■ **GIVEN PASSAGE**
┌────────

Ownership of the trust property often vests in the trustee in his official
capacity. It is possible to create a trust in such a way that the beneficiary
owns the trust asset so that the trustee only manages it.

123
LEGAL NATURE OF A TRUST
A trust is not a legal person. It has no separate existence and hence has no
rights and liabilities of its own. The assets, liabilities, rights and duties of the
trust vest in the trustee in his official capacity and not his personal capacity.
The trustee does not personally incur any liabilities in respect of the debts of
the trust. The trustee is the owner of both the trust assets and assets in his
private estate. The law treats him as owner of two totally separate assets:

a. if any of the two estates is declared insolvent, the creditors of that estate
will normally not be entitled to attach assets which clearly and officially form
part of the other estate.

b. if the trustee dies, his personal heirs will not be entitled to inherit the
assets of the trust

c. if a trustee acts officially in his capacity as trustee, he does not bind his
private estate and claims which arise from that course of action will be
payable only from the trust estate.

d. the trustee can commit theft by wilfully and wrongfully appropriating


movable assets which belong to the trust for his private estate.

e. the trustee’s ownership of trust asset lapses when he relinquishes his


office as trustee.

└────────

[Rows from a dataset]
┌────────

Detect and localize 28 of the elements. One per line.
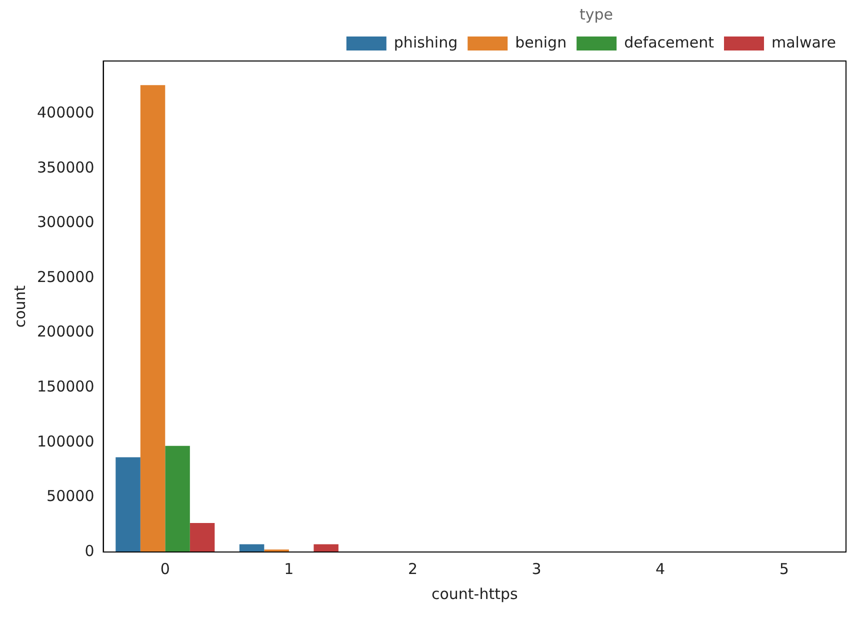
y-tick-label: 350000 <box>36 158 94 176</box>
y-tick-label: 50000 <box>46 487 94 506</box>
y-tick-label: 100000 <box>36 432 94 450</box>
x-tick-label: 1 <box>284 560 294 578</box>
y-tick-label: 300000 <box>36 213 94 232</box>
bar <box>116 457 140 552</box>
x-tick-label: 2 <box>408 560 418 578</box>
x-tick-label: 4 <box>656 560 666 578</box>
bar <box>190 522 215 552</box>
y-tick-label: 400000 <box>36 104 94 122</box>
y-tick-label: 200000 <box>36 322 94 341</box>
x-tick-label: 5 <box>779 560 789 578</box>
x-tick-label: 0 <box>160 560 170 578</box>
legend-label: defacement <box>624 33 714 52</box>
legend-title: type <box>579 5 613 24</box>
y-tick-label: 250000 <box>36 268 94 286</box>
x-tick-label: 3 <box>532 560 542 578</box>
bar <box>165 446 190 552</box>
legend-label: malware <box>772 33 836 52</box>
x-axis-title: count-https <box>431 584 518 603</box>
bar <box>239 544 264 552</box>
bar <box>314 544 338 552</box>
y-tick-label: 0 <box>84 542 94 560</box>
y-tick-label: 150000 <box>36 377 94 396</box>
legend-label: benign <box>515 33 567 52</box>
legend-label: phishing <box>394 33 458 52</box>
y-axis-title: count <box>10 285 29 328</box>
bar <box>140 85 166 552</box>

└────────

■ **WHAT YOU NEED TO DO**
(a) Replace "private estate" with "personal estate" in the part of the passage on trusts that opens with the words "c. if a trustee" and closes with "office as trustee.", and write out that part.
(b) Present the part of the listing that opens with the line containing "y-tick-label: 350000 <box>36 158 94 176</box>" and closes with the line containing "x-tick-label: 3 <box>532 560 542 578</box>" as a numbered list, leaving out any blank lines.
The passage on trusts has no connection to the listing.

■ **FINAL ANSWERS**
(a)
c. if a trustee acts officially in his capacity as trustee, he does not bind his
personal estate and claims which arise from that course of action will be
payable only from the trust estate.

d. the trustee can commit theft by wilfully and wrongfully appropriating


movable assets which belong to the trust for his personal estate.

e. the trustee’s ownership of trust asset lapses when he relinquishes his


office as trustee.

(b)
1. y-tick-label: 350000 <box>36 158 94 176</box>
2. y-tick-label: 50000 <box>46 487 94 506</box>
3. y-tick-label: 100000 <box>36 432 94 450</box>
4. x-tick-label: 1 <box>284 560 294 578</box>
5. y-tick-label: 300000 <box>36 213 94 232</box>
6. bar <box>116 457 140 552</box>
7. x-tick-label: 2 <box>408 560 418 578</box>
8. x-tick-label: 4 <box>656 560 666 578</box>
9. bar <box>190 522 215 552</box>
10. y-tick-label: 400000 <box>36 104 94 122</box>
11. y-tick-label: 200000 <box>36 322 94 341</box>
12. x-tick-label: 5 <box>779 560 789 578</box>
13. x-tick-label: 0 <box>160 560 170 578</box>
14. legend-label: defacement <box>624 33 714 52</box>
15. legend-title: type <box>579 5 613 24</box>
16. y-tick-label: 250000 <box>36 268 94 286</box>
17. x-tick-label: 3 <box>532 560 542 578</box>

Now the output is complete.